TO DO => Return the lines of the records from the line with "78, 623, 91]" to the line with "78, 384, 91]", both included, reproducing them character for character.

====

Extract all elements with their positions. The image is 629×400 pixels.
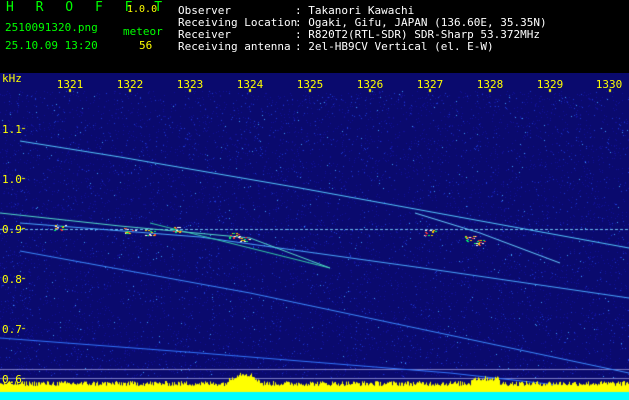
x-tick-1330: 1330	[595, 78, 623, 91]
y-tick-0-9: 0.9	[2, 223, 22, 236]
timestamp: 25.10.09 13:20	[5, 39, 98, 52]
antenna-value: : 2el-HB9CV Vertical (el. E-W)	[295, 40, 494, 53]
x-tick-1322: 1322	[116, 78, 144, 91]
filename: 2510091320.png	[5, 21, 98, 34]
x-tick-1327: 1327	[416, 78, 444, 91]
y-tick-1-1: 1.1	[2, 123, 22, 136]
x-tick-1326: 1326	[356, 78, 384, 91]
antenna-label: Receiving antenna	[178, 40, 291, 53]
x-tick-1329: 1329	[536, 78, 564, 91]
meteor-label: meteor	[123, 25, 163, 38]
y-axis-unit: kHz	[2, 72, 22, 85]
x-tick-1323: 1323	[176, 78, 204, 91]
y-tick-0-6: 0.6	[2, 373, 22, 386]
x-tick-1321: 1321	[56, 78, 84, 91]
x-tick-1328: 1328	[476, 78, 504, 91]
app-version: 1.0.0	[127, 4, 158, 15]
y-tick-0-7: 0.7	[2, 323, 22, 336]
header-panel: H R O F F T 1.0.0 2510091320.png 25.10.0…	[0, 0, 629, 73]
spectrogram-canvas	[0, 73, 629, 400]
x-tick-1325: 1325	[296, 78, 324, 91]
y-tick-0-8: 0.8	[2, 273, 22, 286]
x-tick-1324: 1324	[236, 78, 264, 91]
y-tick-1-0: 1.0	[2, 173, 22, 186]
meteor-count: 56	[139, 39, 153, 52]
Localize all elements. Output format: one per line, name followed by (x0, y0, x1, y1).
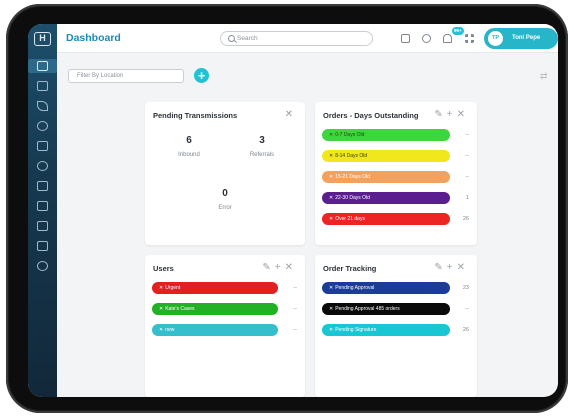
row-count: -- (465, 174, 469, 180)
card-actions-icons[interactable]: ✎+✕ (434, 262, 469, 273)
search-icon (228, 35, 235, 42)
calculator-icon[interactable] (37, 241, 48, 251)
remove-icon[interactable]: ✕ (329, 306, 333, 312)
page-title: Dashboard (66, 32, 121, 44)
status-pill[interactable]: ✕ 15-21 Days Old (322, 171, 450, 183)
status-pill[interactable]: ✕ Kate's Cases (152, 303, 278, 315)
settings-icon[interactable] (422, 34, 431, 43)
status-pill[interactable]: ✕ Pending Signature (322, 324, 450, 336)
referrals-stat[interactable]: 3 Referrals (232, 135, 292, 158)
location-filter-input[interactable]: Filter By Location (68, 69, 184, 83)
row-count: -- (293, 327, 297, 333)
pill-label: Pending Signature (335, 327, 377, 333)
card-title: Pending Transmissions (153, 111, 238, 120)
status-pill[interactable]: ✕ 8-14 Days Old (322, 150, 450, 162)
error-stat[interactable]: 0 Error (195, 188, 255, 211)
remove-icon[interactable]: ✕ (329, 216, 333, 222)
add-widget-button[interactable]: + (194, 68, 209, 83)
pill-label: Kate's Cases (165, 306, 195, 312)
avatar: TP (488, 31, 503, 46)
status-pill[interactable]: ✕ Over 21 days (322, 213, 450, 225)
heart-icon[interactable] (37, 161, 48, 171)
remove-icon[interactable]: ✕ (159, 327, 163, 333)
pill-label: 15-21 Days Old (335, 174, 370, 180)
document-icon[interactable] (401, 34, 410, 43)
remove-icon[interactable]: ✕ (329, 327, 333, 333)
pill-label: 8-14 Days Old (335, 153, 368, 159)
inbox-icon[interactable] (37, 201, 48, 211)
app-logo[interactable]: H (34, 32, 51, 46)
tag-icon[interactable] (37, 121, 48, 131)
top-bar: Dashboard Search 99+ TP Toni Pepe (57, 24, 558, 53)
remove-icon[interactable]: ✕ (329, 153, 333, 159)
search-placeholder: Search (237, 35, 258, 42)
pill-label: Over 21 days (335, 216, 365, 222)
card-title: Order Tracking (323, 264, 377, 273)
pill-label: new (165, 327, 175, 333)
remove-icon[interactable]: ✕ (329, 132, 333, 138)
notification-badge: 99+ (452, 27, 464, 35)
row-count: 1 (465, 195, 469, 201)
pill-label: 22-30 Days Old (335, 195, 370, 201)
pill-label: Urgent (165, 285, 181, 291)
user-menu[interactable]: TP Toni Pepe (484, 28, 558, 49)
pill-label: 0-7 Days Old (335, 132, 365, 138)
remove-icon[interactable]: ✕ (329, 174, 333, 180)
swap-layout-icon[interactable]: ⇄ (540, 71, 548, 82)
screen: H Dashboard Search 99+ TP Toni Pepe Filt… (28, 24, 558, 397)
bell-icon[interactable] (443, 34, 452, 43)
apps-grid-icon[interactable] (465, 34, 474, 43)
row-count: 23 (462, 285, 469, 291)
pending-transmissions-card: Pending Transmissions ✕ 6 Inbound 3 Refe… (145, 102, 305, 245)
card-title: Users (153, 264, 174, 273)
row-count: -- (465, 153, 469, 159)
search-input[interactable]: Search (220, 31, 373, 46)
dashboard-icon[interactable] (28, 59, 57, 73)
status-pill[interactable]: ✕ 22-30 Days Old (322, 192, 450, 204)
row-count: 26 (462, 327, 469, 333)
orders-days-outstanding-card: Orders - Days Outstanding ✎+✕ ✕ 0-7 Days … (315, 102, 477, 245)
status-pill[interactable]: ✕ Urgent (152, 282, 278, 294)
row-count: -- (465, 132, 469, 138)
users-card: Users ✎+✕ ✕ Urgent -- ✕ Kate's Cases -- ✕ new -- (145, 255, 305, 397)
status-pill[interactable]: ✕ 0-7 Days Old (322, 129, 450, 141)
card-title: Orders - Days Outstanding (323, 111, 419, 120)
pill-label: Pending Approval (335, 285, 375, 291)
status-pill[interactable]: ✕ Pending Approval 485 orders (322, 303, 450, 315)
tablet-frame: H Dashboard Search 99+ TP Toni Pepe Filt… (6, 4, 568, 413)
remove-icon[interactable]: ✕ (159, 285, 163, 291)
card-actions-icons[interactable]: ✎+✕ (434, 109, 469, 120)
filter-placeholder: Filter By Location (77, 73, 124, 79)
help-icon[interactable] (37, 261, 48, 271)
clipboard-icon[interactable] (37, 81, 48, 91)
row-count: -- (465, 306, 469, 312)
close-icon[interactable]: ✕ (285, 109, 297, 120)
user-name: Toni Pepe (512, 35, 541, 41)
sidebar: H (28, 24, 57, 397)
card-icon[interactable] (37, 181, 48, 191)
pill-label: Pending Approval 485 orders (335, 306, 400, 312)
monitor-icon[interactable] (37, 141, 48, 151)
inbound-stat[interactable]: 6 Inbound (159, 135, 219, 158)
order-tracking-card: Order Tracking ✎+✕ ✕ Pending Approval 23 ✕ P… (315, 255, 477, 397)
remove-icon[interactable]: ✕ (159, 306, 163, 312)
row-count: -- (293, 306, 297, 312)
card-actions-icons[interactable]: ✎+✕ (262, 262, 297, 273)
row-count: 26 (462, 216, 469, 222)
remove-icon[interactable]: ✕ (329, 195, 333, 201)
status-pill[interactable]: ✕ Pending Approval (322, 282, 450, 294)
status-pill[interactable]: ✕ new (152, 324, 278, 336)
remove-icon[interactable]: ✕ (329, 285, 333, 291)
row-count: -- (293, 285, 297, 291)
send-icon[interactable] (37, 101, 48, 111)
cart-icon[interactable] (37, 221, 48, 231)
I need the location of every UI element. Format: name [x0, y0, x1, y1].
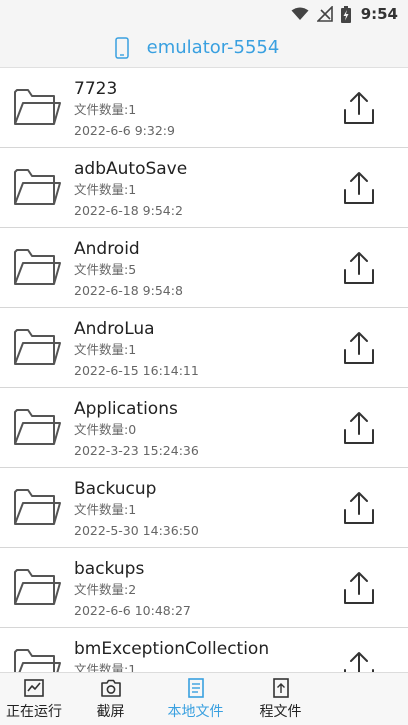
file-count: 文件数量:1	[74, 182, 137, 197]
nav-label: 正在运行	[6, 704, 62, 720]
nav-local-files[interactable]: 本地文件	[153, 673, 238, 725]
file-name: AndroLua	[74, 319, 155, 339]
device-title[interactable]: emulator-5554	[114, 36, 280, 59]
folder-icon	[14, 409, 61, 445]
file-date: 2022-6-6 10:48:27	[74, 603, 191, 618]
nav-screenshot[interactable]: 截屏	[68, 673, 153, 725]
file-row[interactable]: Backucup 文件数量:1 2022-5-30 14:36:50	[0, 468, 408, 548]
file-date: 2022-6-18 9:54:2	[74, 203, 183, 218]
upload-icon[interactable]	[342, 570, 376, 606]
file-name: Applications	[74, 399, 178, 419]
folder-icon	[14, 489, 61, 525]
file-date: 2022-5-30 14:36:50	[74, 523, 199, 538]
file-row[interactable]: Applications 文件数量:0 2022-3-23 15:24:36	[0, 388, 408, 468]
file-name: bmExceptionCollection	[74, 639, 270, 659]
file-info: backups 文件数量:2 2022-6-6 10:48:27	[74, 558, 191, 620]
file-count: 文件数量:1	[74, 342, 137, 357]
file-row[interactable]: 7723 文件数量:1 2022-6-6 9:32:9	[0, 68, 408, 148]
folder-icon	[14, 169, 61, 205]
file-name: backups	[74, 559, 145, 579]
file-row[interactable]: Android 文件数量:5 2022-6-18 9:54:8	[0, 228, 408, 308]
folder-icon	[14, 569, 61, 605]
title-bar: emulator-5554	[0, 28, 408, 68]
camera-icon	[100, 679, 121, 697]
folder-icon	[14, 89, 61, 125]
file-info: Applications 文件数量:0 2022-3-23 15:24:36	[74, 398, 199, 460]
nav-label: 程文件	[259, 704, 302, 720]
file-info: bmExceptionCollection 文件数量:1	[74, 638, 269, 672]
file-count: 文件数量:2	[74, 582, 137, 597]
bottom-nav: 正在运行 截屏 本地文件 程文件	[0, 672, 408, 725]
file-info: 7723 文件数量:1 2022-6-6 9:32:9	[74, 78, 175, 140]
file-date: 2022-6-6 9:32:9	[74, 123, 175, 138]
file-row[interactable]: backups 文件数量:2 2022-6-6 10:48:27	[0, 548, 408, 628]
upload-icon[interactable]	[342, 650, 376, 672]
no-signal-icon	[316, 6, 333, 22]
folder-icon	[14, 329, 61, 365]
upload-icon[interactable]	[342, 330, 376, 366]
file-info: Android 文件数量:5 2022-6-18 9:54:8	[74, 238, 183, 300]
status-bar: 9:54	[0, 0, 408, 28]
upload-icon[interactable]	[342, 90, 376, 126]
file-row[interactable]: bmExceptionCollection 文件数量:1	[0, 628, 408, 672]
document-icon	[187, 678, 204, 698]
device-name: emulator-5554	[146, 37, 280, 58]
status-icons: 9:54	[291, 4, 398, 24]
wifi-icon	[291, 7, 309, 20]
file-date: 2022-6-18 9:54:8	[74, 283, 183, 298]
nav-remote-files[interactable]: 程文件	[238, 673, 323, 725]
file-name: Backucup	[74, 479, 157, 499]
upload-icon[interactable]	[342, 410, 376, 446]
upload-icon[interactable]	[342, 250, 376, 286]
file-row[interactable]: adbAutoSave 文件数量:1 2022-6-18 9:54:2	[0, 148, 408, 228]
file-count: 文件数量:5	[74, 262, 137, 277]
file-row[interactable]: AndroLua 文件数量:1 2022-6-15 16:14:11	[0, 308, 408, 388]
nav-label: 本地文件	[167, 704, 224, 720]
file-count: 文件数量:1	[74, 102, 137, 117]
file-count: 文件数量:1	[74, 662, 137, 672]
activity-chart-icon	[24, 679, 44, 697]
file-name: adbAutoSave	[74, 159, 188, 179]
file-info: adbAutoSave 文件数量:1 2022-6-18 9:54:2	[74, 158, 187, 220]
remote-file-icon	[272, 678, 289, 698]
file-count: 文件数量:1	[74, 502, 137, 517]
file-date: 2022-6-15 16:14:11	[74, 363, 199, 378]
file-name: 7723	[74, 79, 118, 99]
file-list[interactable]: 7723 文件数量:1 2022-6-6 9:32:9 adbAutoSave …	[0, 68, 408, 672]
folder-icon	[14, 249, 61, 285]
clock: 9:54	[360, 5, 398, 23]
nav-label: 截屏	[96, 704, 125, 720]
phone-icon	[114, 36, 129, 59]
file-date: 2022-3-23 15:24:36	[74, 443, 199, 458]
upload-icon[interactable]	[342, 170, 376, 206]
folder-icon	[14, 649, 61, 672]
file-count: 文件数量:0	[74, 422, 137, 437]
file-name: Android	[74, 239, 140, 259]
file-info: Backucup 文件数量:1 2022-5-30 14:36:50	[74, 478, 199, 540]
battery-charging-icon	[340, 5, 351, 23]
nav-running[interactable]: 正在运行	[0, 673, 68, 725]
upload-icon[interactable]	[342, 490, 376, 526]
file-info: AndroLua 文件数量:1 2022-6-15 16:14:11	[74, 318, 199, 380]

====

THE RESULT =>
x-tick-1330: 1330	[595, 78, 623, 91]
y-tick-0-9: 0.9	[2, 223, 22, 236]
timestamp: 25.10.09 13:20	[5, 39, 98, 52]
antenna-value: : 2el-HB9CV Vertical (el. E-W)	[295, 40, 494, 53]
x-tick-1322: 1322	[116, 78, 144, 91]
filename: 2510091320.png	[5, 21, 98, 34]
x-tick-1327: 1327	[416, 78, 444, 91]
y-tick-1-1: 1.1	[2, 123, 22, 136]
x-tick-1326: 1326	[356, 78, 384, 91]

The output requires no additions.